◆ **Task details**
Repeat the listing in full. Nothing may be added or left out.

◆ **Provided data**
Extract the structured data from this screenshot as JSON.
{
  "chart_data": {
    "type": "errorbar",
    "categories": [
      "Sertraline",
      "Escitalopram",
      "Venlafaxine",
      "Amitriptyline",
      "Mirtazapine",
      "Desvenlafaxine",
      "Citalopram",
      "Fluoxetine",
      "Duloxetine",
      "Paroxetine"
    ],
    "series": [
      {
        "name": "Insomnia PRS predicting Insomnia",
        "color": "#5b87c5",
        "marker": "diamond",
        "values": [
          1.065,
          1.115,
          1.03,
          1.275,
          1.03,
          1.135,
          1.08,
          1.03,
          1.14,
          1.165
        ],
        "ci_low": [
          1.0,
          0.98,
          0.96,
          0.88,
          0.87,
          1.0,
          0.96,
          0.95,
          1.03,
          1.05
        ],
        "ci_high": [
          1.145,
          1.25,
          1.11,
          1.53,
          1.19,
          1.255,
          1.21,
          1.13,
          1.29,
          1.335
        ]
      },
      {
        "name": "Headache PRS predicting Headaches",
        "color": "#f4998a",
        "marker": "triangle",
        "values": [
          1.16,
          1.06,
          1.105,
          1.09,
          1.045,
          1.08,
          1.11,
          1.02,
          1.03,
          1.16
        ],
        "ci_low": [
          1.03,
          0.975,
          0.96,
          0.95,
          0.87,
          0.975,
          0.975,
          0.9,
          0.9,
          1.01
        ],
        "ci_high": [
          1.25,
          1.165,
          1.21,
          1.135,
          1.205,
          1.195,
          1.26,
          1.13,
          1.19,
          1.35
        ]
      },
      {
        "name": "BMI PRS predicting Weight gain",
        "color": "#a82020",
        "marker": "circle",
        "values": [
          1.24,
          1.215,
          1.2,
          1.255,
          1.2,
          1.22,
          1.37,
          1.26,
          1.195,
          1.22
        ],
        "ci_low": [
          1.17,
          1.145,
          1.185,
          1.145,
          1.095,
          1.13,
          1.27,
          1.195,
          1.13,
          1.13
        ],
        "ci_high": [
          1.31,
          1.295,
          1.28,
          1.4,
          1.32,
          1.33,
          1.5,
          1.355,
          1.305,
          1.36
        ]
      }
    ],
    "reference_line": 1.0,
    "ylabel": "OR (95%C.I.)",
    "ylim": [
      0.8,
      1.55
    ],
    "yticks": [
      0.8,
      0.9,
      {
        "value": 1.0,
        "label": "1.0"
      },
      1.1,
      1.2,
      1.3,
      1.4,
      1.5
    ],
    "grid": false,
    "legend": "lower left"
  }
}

◆ **The solution**
Extract the structured data from this screenshot as JSON.
{
  "chart_data": {
    "type": "errorbar",
    "categories": [
      "Sertraline",
      "Escitalopram",
      "Venlafaxine",
      "Amitriptyline",
      "Mirtazapine",
      "Desvenlafaxine",
      "Citalopram",
      "Fluoxetine",
      "Duloxetine",
      "Paroxetine"
    ],
    "series": [
      {
        "name": "Insomnia PRS predicting Insomnia",
        "color": "#5b87c5",
        "marker": "diamond",
        "values": [
          1.065,
          1.115,
          1.03,
          1.275,
          1.03,
          1.135,
          1.08,
          1.03,
          1.14,
          1.165
        ],
        "ci_low": [
          1.0,
          0.98,
          0.96,
          0.88,
          0.87,
          1.0,
          0.96,
          0.95,
          1.03,
          1.05
        ],
        "ci_high": [
          1.145,
          1.25,
          1.11,
          1.53,
          1.19,
          1.255,
          1.21,
          1.13,
          1.29,
          1.335
        ]
      },
      {
        "name": "Headache PRS predicting Headaches",
        "color": "#f4998a",
        "marker": "triangle",
        "values": [
          1.16,
          1.06,
          1.105,
          1.09,
          1.045,
          1.08,
          1.11,
          1.02,
          1.03,
          1.16
        ],
        "ci_low": [
          1.03,
          0.975,
          0.96,
          0.95,
          0.87,
          0.975,
          0.975,
          0.9,
          0.9,
          1.01
        ],
        "ci_high": [
          1.25,
          1.165,
          1.21,
          1.135,
          1.205,
          1.195,
          1.26,
          1.13,
          1.19,
          1.35
        ]
      },
      {
        "name": "BMI PRS predicting Weight gain",
        "color": "#a82020",
        "marker": "circle",
        "values": [
          1.24,
          1.215,
          1.2,
          1.255,
          1.2,
          1.22,
          1.37,
          1.26,
          1.195,
          1.22
        ],
        "ci_low": [
          1.17,
          1.145,
          1.185,
          1.145,
          1.095,
          1.13,
          1.27,
          1.195,
          1.13,
          1.13
        ],
        "ci_high": [
          1.31,
          1.295,
          1.28,
          1.4,
          1.32,
          1.33,
          1.5,
          1.355,
          1.305,
          1.36
        ]
      }
    ],
    "reference_line": 1.0,
    "ylabel": "OR (95%C.I.)",
    "ylim": [
      0.8,
      1.55
    ],
    "yticks": [
      0.8,
      0.9,
      {
        "value": 1.0,
        "label": "1.0"
      },
      1.1,
      1.2,
      1.3,
      1.4,
      1.5
    ],
    "grid": false,
    "legend": "lower left"
  }
}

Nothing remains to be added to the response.